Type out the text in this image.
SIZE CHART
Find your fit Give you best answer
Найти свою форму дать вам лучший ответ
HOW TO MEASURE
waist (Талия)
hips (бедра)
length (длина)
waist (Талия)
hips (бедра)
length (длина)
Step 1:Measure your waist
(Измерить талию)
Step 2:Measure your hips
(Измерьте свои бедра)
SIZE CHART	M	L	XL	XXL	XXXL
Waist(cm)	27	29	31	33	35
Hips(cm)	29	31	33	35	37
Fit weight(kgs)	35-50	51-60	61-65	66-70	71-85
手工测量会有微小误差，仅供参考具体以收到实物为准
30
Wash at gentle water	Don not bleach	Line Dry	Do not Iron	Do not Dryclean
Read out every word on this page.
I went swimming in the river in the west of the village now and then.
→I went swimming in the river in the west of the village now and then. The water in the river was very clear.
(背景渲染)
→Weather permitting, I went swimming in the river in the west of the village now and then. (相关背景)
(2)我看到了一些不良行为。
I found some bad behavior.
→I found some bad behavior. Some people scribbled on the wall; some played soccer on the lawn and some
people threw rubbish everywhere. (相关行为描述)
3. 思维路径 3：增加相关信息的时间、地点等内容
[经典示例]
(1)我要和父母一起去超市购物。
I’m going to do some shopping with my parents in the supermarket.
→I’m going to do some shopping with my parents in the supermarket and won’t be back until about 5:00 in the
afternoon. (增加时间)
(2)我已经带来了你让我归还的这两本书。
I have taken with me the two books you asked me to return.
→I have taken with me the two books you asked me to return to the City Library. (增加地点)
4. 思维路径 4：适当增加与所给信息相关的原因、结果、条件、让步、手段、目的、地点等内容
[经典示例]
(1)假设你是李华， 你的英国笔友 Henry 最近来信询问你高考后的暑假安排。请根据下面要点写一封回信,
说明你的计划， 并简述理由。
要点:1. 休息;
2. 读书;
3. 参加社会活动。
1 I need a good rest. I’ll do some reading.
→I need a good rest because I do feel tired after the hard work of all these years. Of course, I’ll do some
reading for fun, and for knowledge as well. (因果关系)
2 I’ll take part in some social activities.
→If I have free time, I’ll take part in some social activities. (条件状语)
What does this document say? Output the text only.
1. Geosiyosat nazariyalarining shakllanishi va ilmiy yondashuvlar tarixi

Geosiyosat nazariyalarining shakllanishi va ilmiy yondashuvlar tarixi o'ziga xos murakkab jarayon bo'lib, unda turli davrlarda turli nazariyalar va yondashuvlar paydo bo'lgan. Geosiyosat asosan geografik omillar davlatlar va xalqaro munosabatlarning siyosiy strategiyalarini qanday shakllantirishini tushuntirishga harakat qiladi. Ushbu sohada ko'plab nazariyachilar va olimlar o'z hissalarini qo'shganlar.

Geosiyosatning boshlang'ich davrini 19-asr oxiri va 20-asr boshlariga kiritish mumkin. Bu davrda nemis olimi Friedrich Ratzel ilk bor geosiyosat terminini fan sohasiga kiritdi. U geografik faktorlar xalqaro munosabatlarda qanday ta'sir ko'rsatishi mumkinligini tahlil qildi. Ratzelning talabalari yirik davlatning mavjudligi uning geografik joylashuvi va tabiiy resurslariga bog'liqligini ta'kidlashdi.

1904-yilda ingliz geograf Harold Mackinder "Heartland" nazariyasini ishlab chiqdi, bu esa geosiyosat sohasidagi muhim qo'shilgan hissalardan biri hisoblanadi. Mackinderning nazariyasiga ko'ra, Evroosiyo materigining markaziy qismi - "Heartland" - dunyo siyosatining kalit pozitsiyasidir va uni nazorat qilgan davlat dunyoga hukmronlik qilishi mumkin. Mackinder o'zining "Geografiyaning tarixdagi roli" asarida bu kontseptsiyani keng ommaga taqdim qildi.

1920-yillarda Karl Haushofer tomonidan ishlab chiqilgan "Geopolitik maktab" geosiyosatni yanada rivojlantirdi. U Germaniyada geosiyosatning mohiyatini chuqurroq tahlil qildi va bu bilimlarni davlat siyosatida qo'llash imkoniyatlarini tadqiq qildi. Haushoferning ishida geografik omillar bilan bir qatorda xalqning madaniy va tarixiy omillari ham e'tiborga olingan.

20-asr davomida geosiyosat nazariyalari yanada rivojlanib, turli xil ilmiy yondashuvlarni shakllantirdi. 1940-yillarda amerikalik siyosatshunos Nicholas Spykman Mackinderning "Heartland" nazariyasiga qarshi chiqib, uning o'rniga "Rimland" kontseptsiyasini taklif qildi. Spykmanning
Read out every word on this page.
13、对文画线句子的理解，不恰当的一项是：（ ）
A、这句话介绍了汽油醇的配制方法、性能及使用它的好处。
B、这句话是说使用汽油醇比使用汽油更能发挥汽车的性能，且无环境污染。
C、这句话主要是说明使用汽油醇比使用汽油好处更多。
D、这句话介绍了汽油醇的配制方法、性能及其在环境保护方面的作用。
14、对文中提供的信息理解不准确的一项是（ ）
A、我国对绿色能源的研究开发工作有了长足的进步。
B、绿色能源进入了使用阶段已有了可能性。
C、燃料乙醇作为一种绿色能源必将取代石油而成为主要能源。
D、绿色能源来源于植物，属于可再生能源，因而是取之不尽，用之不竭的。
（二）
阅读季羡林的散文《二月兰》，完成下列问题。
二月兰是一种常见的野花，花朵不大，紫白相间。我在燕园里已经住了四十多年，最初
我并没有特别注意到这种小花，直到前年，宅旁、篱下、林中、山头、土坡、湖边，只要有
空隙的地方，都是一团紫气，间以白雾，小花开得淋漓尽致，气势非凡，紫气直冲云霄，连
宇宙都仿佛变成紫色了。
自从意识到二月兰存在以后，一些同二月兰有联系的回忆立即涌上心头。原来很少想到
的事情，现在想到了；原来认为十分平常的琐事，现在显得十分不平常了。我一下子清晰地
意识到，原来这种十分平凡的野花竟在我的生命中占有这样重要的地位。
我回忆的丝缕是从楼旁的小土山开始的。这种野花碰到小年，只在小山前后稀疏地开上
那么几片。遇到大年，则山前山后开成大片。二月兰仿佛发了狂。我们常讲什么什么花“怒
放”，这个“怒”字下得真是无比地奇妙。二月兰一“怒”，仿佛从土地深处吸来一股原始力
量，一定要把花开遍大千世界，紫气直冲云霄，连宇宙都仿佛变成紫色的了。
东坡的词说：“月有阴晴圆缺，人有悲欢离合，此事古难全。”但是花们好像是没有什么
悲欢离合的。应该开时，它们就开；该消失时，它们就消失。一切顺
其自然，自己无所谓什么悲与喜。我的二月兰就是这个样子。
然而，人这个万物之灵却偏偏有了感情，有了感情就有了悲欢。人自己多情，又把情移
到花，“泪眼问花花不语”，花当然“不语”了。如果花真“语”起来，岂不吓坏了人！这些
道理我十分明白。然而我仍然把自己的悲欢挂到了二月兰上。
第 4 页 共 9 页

^^^^^^^^

[EXERCISE BRIEF] Determine how many lines of the records above contain the word "reading", and report only that number.

[EXERCISE OUTPUT] 2